§ Task instructions:
The complete listing should be restated exactly.

=-=-=-=-=

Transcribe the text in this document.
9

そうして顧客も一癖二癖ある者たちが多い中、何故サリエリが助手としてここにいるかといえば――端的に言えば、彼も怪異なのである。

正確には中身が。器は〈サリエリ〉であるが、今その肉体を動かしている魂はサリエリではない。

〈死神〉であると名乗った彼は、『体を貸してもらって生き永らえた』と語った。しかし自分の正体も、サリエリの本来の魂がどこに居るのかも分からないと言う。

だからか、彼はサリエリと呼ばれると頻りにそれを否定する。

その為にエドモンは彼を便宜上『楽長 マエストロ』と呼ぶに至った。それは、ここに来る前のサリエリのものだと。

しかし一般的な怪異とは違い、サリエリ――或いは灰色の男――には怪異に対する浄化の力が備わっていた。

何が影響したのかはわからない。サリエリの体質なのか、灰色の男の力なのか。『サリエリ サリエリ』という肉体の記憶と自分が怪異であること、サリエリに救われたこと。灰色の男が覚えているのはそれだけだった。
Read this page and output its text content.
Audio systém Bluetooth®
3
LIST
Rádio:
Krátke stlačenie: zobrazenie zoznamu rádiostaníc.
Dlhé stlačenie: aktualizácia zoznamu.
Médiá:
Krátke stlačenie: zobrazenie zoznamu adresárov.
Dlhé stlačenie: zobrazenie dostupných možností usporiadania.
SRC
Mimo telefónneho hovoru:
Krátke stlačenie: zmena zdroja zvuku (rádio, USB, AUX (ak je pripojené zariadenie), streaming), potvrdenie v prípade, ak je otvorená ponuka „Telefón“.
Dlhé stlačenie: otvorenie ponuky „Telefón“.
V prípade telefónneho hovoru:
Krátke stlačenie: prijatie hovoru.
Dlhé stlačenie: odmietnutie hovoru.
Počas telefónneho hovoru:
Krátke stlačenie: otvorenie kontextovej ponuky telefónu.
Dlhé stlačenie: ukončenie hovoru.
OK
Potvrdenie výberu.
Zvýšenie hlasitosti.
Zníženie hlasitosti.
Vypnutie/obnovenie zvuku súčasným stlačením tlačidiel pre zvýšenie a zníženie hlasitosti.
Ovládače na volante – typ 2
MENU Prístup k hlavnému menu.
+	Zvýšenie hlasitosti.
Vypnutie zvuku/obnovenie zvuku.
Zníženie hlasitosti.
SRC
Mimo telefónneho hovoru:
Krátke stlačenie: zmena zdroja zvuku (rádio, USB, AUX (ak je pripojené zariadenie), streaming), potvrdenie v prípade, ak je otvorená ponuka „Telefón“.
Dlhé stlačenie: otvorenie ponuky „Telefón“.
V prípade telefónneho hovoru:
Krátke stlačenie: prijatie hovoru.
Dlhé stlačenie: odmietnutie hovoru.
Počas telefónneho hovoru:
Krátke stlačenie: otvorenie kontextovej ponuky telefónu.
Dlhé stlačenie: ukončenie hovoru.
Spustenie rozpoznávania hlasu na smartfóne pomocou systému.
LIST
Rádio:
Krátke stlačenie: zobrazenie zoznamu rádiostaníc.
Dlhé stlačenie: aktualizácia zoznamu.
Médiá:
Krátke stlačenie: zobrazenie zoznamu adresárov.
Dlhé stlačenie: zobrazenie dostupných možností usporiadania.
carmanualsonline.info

=-=-=-=-=

§ Result below:
Transcribe the text in this document.
9

そうして顧客も一癖二癖ある者たちが多い中、何故サリエリが助手としてここにいるかといえば――端的に言えば、彼も怪異なのである。

正確には中身が。器は〈サリエリ〉であるが、今その肉体を動かしている魂はサリエリではない。

〈死神〉であると名乗った彼は、『体を貸してもらって生き永らえた』と語った。しかし自分の正体も、サリエリの本来の魂がどこに居るのかも分からないと言う。

だからか、彼はサリエリと呼ばれると頻りにそれを否定する。

その為にエドモンは彼を便宜上『楽長 マエストロ』と呼ぶに至った。それは、ここに来る前のサリエリのものだと。

しかし一般的な怪異とは違い、サリエリ――或いは灰色の男――には怪異に対する浄化の力が備わっていた。

何が影響したのかはわからない。サリエリの体質なのか、灰色の男の力なのか。『サリエリ サリエリ』という肉体の記憶と自分が怪異であること、サリエリに救われたこと。灰色の男が覚えているのはそれだけだった。
Read this page and output its text content.
Audio systém Bluetooth®
3
LIST
Rádio:
Krátke stlačenie: zobrazenie zoznamu rádiostaníc.
Dlhé stlačenie: aktualizácia zoznamu.
Médiá:
Krátke stlačenie: zobrazenie zoznamu adresárov.
Dlhé stlačenie: zobrazenie dostupných možností usporiadania.
SRC
Mimo telefónneho hovoru:
Krátke stlačenie: zmena zdroja zvuku (rádio, USB, AUX (ak je pripojené zariadenie), streaming), potvrdenie v prípade, ak je otvorená ponuka „Telefón“.
Dlhé stlačenie: otvorenie ponuky „Telefón“.
V prípade telefónneho hovoru:
Krátke stlačenie: prijatie hovoru.
Dlhé stlačenie: odmietnutie hovoru.
Počas telefónneho hovoru:
Krátke stlačenie: otvorenie kontextovej ponuky telefónu.
Dlhé stlačenie: ukončenie hovoru.
OK
Potvrdenie výberu.
Zvýšenie hlasitosti.
Zníženie hlasitosti.
Vypnutie/obnovenie zvuku súčasným stlačením tlačidiel pre zvýšenie a zníženie hlasitosti.
Ovládače na volante – typ 2
MENU Prístup k hlavnému menu.
+	Zvýšenie hlasitosti.
Vypnutie zvuku/obnovenie zvuku.
Zníženie hlasitosti.
SRC
Mimo telefónneho hovoru:
Krátke stlačenie: zmena zdroja zvuku (rádio, USB, AUX (ak je pripojené zariadenie), streaming), potvrdenie v prípade, ak je otvorená ponuka „Telefón“.
Dlhé stlačenie: otvorenie ponuky „Telefón“.
V prípade telefónneho hovoru:
Krátke stlačenie: prijatie hovoru.
Dlhé stlačenie: odmietnutie hovoru.
Počas telefónneho hovoru:
Krátke stlačenie: otvorenie kontextovej ponuky telefónu.
Dlhé stlačenie: ukončenie hovoru.
Spustenie rozpoznávania hlasu na smartfóne pomocou systému.
LIST
Rádio:
Krátke stlačenie: zobrazenie zoznamu rádiostaníc.
Dlhé stlačenie: aktualizácia zoznamu.
Médiá:
Krátke stlačenie: zobrazenie zoznamu adresárov.
Dlhé stlačenie: zobrazenie dostupných možností usporiadania.
carmanualsonline.info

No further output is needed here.